EXERCISE DETAILS. Please rewrite the entries from the line with "y-tick-label: 37 [32,308,46,321]" up to and including the line with "y-tick-label: 40 [32,222,46,235]", changing "x-tick-label" to "x-axis-tick-label" wherever it occurs and leaving everything else unchanged.

Records of where elements appear
* * * *

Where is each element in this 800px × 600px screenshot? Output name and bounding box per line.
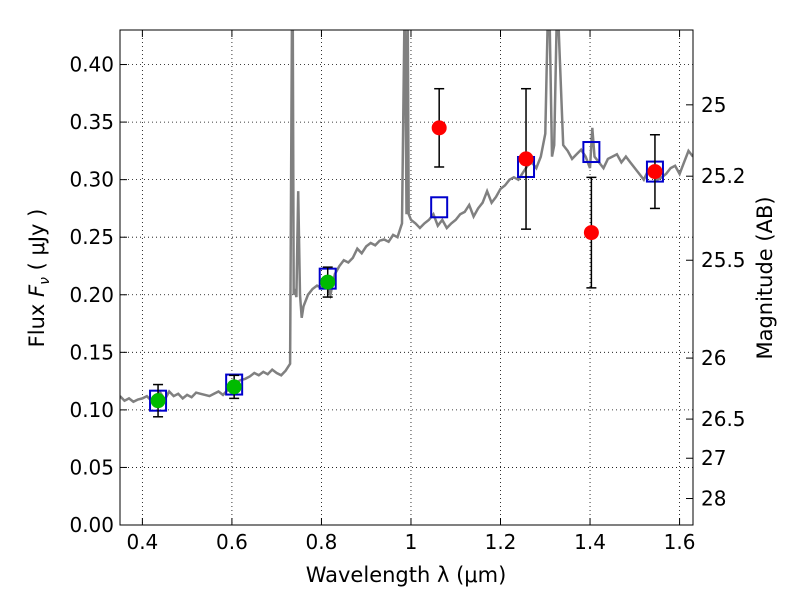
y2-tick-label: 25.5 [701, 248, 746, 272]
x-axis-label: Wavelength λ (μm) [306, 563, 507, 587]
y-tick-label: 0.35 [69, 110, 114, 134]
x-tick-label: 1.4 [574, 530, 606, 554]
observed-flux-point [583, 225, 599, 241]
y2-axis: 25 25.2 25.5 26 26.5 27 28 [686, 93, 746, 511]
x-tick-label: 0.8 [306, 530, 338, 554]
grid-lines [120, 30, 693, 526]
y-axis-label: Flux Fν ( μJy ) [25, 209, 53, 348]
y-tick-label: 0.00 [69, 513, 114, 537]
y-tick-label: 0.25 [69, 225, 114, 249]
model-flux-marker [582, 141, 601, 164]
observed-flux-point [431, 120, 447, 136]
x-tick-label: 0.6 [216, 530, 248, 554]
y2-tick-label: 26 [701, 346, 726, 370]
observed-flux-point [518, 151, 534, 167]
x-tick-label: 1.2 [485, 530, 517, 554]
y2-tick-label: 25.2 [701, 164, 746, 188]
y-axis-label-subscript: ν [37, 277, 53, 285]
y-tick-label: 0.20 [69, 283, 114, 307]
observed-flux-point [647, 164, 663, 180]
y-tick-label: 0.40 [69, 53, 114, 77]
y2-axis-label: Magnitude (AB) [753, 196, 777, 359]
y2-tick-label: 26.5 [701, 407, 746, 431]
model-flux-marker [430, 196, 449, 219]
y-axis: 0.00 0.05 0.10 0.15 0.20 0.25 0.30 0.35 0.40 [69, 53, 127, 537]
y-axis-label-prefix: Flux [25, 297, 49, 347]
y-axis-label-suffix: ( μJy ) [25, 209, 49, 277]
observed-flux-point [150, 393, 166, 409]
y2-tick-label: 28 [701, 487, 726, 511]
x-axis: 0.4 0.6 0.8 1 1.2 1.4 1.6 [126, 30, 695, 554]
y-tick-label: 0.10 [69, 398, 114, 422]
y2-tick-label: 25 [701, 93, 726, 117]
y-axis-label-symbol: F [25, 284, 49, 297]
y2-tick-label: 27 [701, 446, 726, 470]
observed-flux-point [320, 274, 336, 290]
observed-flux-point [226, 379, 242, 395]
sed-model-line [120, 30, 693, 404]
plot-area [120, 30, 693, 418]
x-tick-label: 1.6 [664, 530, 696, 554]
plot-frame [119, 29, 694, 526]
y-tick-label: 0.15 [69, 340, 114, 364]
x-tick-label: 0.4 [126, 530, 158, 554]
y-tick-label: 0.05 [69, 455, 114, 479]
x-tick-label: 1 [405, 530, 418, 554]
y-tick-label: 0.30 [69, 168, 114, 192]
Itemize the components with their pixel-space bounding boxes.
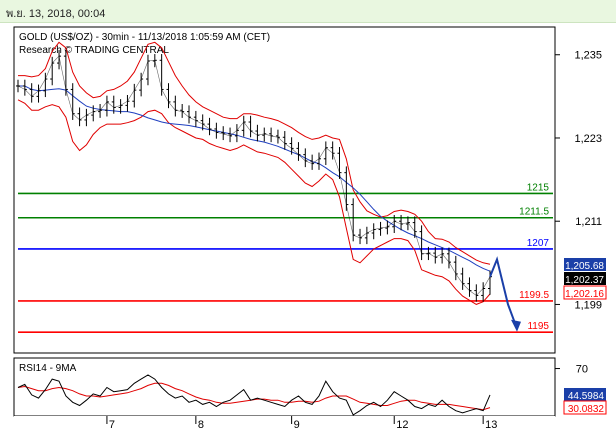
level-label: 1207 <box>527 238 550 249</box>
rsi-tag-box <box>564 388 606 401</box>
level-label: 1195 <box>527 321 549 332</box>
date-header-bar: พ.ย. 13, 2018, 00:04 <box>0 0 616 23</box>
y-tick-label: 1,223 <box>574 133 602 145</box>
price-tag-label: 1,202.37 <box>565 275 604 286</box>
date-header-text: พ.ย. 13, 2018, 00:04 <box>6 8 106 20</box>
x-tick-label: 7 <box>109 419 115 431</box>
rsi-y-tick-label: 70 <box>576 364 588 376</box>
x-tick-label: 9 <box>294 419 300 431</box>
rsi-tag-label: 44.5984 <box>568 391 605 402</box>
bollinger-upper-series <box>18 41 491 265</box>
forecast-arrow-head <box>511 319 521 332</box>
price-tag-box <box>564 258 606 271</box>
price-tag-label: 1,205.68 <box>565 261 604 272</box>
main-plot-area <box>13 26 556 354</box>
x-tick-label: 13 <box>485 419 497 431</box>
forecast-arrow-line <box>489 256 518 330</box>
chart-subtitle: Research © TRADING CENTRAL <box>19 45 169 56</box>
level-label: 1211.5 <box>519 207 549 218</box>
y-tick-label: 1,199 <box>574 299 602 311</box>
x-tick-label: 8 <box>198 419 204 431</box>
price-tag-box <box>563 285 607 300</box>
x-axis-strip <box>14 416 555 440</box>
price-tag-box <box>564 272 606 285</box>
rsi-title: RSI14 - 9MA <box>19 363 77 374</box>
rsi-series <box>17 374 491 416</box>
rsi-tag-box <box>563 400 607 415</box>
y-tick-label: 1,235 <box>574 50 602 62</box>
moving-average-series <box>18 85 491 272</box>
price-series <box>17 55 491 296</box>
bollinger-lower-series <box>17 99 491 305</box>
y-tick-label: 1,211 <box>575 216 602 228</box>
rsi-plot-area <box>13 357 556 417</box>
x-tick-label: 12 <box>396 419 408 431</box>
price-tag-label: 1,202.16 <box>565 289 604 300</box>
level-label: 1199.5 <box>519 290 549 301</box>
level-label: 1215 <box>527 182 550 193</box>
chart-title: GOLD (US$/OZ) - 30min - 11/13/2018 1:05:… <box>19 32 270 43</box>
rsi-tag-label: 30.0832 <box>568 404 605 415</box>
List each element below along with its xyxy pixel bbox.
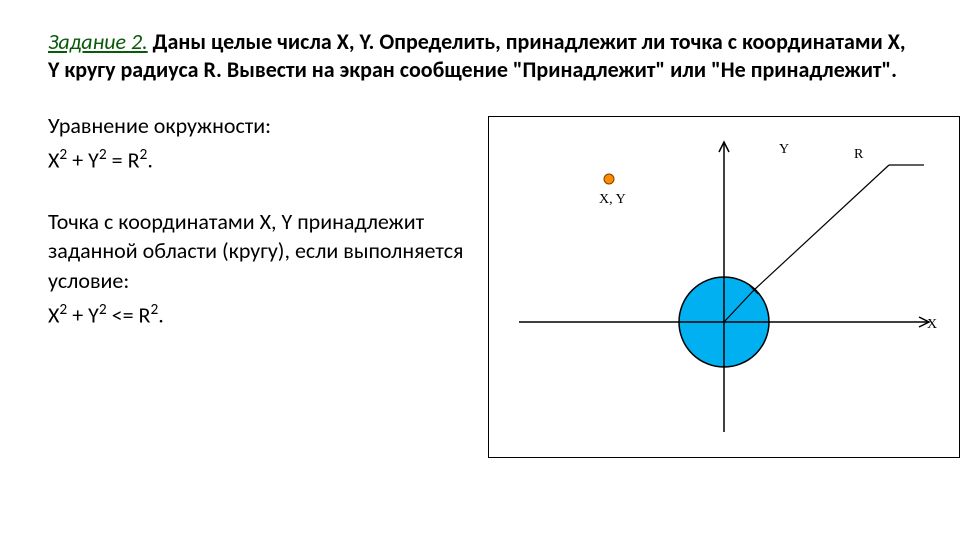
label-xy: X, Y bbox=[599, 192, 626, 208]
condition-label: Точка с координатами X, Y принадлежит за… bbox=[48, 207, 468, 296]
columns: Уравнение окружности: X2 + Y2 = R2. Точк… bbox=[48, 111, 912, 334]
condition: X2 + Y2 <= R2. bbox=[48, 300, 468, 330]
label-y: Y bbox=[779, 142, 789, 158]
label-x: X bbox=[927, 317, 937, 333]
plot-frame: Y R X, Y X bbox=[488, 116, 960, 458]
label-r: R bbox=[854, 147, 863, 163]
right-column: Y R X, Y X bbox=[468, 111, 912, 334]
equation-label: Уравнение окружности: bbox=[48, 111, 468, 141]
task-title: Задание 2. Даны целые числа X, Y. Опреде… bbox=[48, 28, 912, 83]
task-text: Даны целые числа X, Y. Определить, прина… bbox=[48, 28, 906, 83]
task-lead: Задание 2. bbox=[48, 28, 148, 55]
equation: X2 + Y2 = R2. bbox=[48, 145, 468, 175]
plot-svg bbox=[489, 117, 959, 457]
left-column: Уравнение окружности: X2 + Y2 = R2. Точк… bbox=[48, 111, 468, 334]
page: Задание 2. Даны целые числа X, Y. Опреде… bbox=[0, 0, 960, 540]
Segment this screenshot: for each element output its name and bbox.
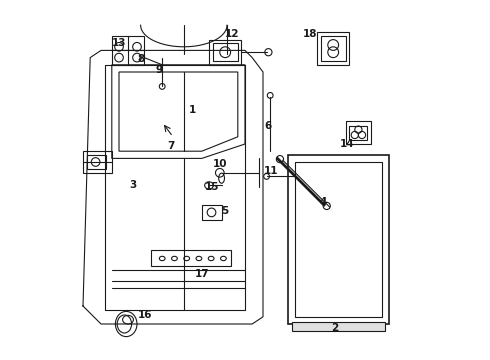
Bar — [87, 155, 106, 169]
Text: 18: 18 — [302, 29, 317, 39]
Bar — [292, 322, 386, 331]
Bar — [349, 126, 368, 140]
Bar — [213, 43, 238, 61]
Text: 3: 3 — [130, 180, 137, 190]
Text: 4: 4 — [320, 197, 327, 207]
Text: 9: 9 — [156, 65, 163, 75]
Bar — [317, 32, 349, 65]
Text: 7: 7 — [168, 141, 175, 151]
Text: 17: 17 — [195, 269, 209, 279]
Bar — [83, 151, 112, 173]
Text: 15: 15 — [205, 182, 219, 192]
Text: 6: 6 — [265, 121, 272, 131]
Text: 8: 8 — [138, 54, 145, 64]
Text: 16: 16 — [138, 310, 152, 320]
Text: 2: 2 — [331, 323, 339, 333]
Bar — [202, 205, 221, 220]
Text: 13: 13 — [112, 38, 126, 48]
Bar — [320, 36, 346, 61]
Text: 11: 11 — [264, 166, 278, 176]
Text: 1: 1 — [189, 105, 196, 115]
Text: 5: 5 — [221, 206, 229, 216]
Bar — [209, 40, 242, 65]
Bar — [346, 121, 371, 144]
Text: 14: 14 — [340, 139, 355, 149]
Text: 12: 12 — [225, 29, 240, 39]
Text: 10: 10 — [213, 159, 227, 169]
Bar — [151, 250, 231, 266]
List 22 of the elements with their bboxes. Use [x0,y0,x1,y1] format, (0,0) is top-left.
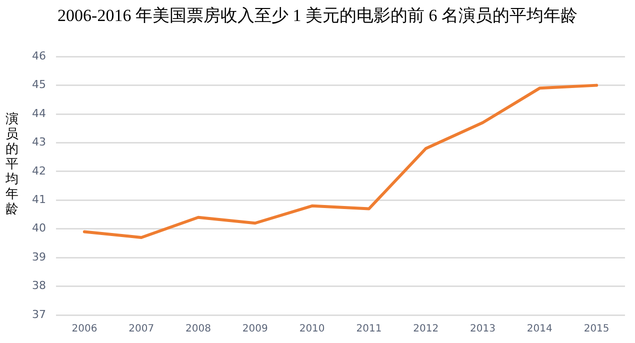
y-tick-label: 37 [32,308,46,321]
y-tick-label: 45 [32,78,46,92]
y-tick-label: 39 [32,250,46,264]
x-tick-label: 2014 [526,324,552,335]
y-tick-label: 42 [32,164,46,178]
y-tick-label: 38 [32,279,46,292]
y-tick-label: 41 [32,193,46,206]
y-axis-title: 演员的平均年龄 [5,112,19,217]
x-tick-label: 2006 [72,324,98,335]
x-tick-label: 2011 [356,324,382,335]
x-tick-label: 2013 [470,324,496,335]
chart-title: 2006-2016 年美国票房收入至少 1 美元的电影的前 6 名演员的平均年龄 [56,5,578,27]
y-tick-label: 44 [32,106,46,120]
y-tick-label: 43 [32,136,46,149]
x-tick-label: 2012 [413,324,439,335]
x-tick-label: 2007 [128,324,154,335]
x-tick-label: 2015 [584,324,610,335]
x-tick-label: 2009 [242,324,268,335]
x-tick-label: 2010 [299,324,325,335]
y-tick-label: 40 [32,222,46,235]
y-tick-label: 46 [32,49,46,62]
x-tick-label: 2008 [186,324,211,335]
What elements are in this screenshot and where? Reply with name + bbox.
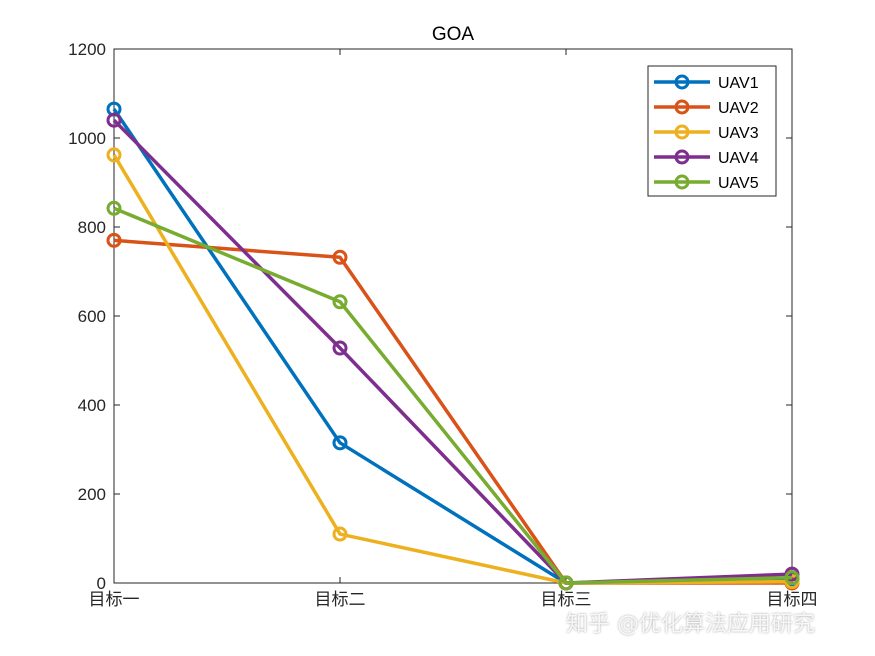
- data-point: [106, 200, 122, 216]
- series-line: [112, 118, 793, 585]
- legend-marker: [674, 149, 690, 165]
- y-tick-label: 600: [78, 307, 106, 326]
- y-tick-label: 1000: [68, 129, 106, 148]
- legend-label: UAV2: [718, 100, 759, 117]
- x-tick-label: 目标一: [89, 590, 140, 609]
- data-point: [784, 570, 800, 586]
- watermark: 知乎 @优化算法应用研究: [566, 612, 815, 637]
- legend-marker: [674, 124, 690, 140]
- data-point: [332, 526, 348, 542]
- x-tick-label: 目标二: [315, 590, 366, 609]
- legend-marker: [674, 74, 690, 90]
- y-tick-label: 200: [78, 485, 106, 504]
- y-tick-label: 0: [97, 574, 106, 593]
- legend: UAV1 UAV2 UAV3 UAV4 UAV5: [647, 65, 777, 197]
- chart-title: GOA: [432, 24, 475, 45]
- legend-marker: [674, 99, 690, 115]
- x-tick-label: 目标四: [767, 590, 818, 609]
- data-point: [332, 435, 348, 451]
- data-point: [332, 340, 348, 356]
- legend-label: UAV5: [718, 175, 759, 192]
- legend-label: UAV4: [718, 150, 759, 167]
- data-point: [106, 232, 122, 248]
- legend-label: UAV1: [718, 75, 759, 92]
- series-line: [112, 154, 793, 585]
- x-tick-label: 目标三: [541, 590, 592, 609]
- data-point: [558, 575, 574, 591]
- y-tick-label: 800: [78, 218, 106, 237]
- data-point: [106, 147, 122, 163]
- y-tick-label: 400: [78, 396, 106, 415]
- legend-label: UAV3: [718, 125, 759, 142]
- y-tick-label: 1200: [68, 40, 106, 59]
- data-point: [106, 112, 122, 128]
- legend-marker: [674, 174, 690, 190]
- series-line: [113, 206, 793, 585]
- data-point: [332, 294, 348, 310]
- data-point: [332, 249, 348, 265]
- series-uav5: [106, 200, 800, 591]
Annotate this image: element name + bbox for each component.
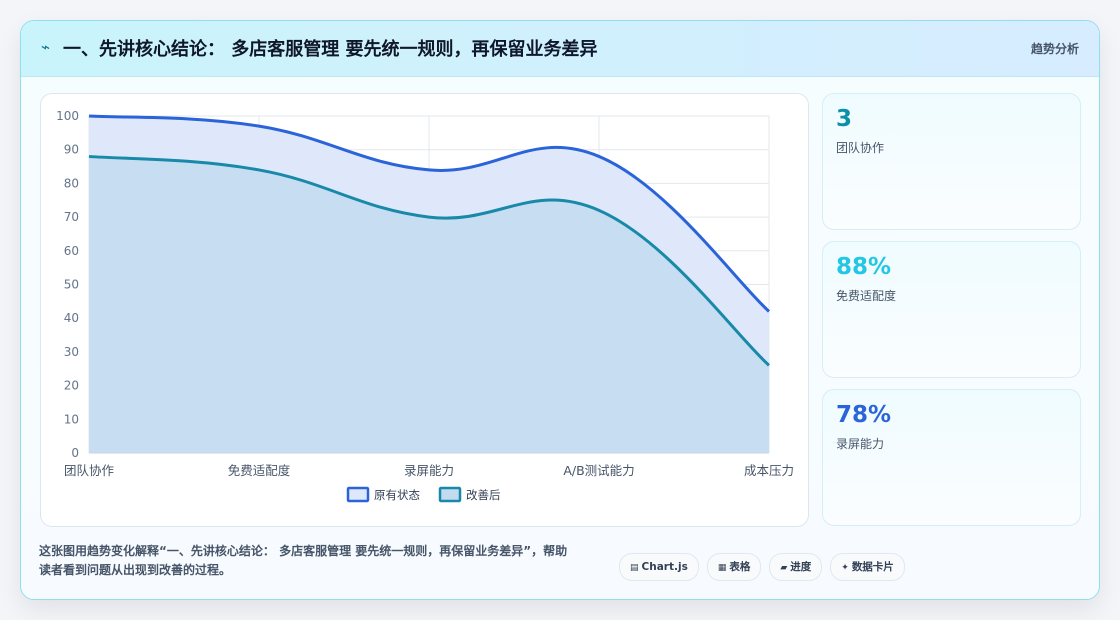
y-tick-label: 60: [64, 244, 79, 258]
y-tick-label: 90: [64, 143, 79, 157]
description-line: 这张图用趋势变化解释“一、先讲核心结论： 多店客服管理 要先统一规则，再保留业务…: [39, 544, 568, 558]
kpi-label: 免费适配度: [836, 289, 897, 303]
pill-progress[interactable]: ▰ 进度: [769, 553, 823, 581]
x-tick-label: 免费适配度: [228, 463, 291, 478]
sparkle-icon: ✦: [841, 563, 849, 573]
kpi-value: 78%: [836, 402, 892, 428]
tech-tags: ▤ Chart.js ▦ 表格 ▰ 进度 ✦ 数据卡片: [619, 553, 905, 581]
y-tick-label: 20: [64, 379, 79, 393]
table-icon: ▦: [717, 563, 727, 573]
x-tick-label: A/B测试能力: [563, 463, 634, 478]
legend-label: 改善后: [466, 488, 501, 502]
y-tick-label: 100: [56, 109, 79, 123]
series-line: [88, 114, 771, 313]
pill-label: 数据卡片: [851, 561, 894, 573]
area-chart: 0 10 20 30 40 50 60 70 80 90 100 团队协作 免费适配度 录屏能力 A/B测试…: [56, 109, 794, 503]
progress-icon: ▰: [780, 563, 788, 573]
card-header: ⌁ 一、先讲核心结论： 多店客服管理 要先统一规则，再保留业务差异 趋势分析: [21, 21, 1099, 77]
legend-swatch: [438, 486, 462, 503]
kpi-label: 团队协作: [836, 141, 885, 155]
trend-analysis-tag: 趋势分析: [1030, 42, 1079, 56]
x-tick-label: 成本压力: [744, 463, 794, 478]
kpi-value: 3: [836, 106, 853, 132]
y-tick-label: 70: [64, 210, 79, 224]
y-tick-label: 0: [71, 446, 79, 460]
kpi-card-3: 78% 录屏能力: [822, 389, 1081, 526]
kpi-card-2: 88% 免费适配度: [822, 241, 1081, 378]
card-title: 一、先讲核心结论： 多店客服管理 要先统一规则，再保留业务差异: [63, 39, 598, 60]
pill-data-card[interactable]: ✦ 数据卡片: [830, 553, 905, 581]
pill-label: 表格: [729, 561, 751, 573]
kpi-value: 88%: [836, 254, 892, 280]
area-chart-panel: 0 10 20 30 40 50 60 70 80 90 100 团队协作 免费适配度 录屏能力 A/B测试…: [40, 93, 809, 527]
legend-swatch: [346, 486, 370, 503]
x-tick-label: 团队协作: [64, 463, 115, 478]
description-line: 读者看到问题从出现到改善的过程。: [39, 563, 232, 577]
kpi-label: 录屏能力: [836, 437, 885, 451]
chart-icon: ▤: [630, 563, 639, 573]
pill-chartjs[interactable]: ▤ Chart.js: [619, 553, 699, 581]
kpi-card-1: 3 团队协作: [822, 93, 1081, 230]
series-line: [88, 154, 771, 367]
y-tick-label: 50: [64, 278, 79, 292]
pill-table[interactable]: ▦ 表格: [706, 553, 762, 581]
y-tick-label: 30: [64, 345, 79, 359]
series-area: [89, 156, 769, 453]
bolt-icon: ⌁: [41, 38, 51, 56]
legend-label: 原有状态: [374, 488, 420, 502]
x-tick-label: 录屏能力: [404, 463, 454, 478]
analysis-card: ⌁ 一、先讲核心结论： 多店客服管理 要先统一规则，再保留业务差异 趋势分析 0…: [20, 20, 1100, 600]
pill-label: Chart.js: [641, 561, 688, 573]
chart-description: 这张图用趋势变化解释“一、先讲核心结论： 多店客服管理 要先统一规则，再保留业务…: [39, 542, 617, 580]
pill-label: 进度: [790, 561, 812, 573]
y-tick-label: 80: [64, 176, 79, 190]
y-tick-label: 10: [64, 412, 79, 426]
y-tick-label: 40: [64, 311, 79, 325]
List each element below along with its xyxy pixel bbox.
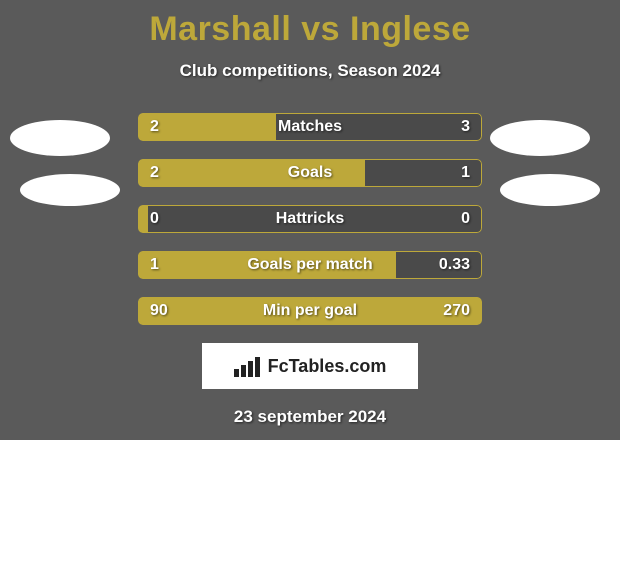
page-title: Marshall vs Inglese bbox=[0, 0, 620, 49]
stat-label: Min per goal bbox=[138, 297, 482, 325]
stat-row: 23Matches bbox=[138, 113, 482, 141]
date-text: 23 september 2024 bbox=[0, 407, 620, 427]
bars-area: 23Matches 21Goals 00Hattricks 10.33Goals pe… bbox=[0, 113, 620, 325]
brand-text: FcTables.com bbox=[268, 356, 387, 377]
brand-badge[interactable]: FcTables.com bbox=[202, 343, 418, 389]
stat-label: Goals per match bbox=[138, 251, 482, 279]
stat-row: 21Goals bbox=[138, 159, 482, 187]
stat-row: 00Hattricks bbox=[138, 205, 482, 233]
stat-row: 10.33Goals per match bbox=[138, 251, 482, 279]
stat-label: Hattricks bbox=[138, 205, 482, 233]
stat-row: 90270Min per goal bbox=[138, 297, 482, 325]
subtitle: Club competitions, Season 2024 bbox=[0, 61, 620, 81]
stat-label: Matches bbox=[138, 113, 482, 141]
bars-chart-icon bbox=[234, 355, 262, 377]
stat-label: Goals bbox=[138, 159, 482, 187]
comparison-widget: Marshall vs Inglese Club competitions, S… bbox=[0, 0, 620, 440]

* * * *

ANSWER BELOW.
y-tick-label: 37 [32,308,46,321]
y-tick-label: 45 [32,78,46,92]
y-tick-label: 39 [32,250,46,264]
x-axis-tick-label: 2014 [526,324,552,335]
y-tick-label: 42 [32,164,46,178]
y-tick-label: 38 [32,279,46,292]
y-tick-label: 41 [32,193,46,206]
y-axis-title: 演员的平均年龄 [5,112,19,217]
x-axis-tick-label: 2006 [72,324,98,335]
x-axis-tick-label: 2011 [356,324,382,335]
x-axis-tick-label: 2013 [470,324,496,335]
chart-title: 2006-2016 年美国票房收入至少 1 美元的电影的前 6 名演员的平均年龄 [56,5,578,27]
y-tick-label: 44 [32,106,46,120]
y-tick-label: 43 [32,136,46,149]
x-axis-tick-label: 2012 [413,324,439,335]
x-axis-tick-label: 2007 [128,324,154,335]
x-axis-tick-label: 2015 [584,324,610,335]
x-axis-tick-label: 2009 [242,324,268,335]
x-axis-tick-label: 2010 [299,324,325,335]
y-tick-label: 40 [32,222,46,235]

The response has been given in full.